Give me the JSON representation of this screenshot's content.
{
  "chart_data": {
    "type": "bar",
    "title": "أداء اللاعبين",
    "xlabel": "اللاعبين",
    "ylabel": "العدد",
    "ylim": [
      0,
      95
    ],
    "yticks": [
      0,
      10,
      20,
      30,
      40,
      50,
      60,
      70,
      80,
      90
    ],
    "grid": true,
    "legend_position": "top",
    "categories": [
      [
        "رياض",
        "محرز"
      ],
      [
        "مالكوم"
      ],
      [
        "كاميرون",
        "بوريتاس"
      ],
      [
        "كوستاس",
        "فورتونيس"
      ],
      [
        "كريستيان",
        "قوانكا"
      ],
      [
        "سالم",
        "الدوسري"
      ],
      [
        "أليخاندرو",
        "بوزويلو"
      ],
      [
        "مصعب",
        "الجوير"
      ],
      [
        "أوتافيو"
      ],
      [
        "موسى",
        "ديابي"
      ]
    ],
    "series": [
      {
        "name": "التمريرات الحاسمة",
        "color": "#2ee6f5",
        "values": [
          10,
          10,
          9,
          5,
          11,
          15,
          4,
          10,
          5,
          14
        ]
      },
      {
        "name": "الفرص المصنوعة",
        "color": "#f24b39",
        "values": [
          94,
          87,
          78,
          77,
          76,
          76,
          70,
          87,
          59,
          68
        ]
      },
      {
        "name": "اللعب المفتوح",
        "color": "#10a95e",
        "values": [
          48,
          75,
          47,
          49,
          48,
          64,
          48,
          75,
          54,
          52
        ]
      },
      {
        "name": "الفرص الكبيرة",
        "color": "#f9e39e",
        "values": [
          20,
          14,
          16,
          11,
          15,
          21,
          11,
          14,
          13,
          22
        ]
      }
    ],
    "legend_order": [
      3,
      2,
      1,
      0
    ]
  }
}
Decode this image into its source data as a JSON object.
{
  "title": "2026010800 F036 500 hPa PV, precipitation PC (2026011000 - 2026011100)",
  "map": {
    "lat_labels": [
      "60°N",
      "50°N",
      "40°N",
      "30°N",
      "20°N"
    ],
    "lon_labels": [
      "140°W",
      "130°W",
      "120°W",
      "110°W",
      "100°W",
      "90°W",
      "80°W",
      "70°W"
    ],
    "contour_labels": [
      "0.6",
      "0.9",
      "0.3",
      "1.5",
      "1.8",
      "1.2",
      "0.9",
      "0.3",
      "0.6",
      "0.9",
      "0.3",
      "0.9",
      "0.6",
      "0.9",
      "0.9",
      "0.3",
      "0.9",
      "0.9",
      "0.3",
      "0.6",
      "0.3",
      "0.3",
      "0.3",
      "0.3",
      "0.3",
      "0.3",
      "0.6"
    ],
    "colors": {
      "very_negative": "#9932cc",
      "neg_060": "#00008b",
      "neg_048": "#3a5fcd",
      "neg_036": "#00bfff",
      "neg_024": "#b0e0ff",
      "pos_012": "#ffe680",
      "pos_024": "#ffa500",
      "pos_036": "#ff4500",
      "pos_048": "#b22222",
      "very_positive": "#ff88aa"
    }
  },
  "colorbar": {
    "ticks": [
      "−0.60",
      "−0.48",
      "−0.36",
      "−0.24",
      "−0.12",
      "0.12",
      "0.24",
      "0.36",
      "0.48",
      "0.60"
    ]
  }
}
------------------------
*What you will do:* Retype the material above, line by line, exactly.

*Solution:*
Give me the JSON representation of this screenshot's content.
{
  "chart_data": {
    "type": "bar",
    "title": "أداء اللاعبين",
    "xlabel": "اللاعبين",
    "ylabel": "العدد",
    "ylim": [
      0,
      95
    ],
    "yticks": [
      0,
      10,
      20,
      30,
      40,
      50,
      60,
      70,
      80,
      90
    ],
    "grid": true,
    "legend_position": "top",
    "categories": [
      [
        "رياض",
        "محرز"
      ],
      [
        "مالكوم"
      ],
      [
        "كاميرون",
        "بوريتاس"
      ],
      [
        "كوستاس",
        "فورتونيس"
      ],
      [
        "كريستيان",
        "قوانكا"
      ],
      [
        "سالم",
        "الدوسري"
      ],
      [
        "أليخاندرو",
        "بوزويلو"
      ],
      [
        "مصعب",
        "الجوير"
      ],
      [
        "أوتافيو"
      ],
      [
        "موسى",
        "ديابي"
      ]
    ],
    "series": [
      {
        "name": "التمريرات الحاسمة",
        "color": "#2ee6f5",
        "values": [
          10,
          10,
          9,
          5,
          11,
          15,
          4,
          10,
          5,
          14
        ]
      },
      {
        "name": "الفرص المصنوعة",
        "color": "#f24b39",
        "values": [
          94,
          87,
          78,
          77,
          76,
          76,
          70,
          87,
          59,
          68
        ]
      },
      {
        "name": "اللعب المفتوح",
        "color": "#10a95e",
        "values": [
          48,
          75,
          47,
          49,
          48,
          64,
          48,
          75,
          54,
          52
        ]
      },
      {
        "name": "الفرص الكبيرة",
        "color": "#f9e39e",
        "values": [
          20,
          14,
          16,
          11,
          15,
          21,
          11,
          14,
          13,
          22
        ]
      }
    ],
    "legend_order": [
      3,
      2,
      1,
      0
    ]
  }
}
Decode this image into its source data as a JSON object.
{
  "title": "2026010800 F036 500 hPa PV, precipitation PC (2026011000 - 2026011100)",
  "map": {
    "lat_labels": [
      "60°N",
      "50°N",
      "40°N",
      "30°N",
      "20°N"
    ],
    "lon_labels": [
      "140°W",
      "130°W",
      "120°W",
      "110°W",
      "100°W",
      "90°W",
      "80°W",
      "70°W"
    ],
    "contour_labels": [
      "0.6",
      "0.9",
      "0.3",
      "1.5",
      "1.8",
      "1.2",
      "0.9",
      "0.3",
      "0.6",
      "0.9",
      "0.3",
      "0.9",
      "0.6",
      "0.9",
      "0.9",
      "0.3",
      "0.9",
      "0.9",
      "0.3",
      "0.6",
      "0.3",
      "0.3",
      "0.3",
      "0.3",
      "0.3",
      "0.3",
      "0.6"
    ],
    "colors": {
      "very_negative": "#9932cc",
      "neg_060": "#00008b",
      "neg_048": "#3a5fcd",
      "neg_036": "#00bfff",
      "neg_024": "#b0e0ff",
      "pos_012": "#ffe680",
      "pos_024": "#ffa500",
      "pos_036": "#ff4500",
      "pos_048": "#b22222",
      "very_positive": "#ff88aa"
    }
  },
  "colorbar": {
    "ticks": [
      "−0.60",
      "−0.48",
      "−0.36",
      "−0.24",
      "−0.12",
      "0.12",
      "0.24",
      "0.36",
      "0.48",
      "0.60"
    ]
  }
}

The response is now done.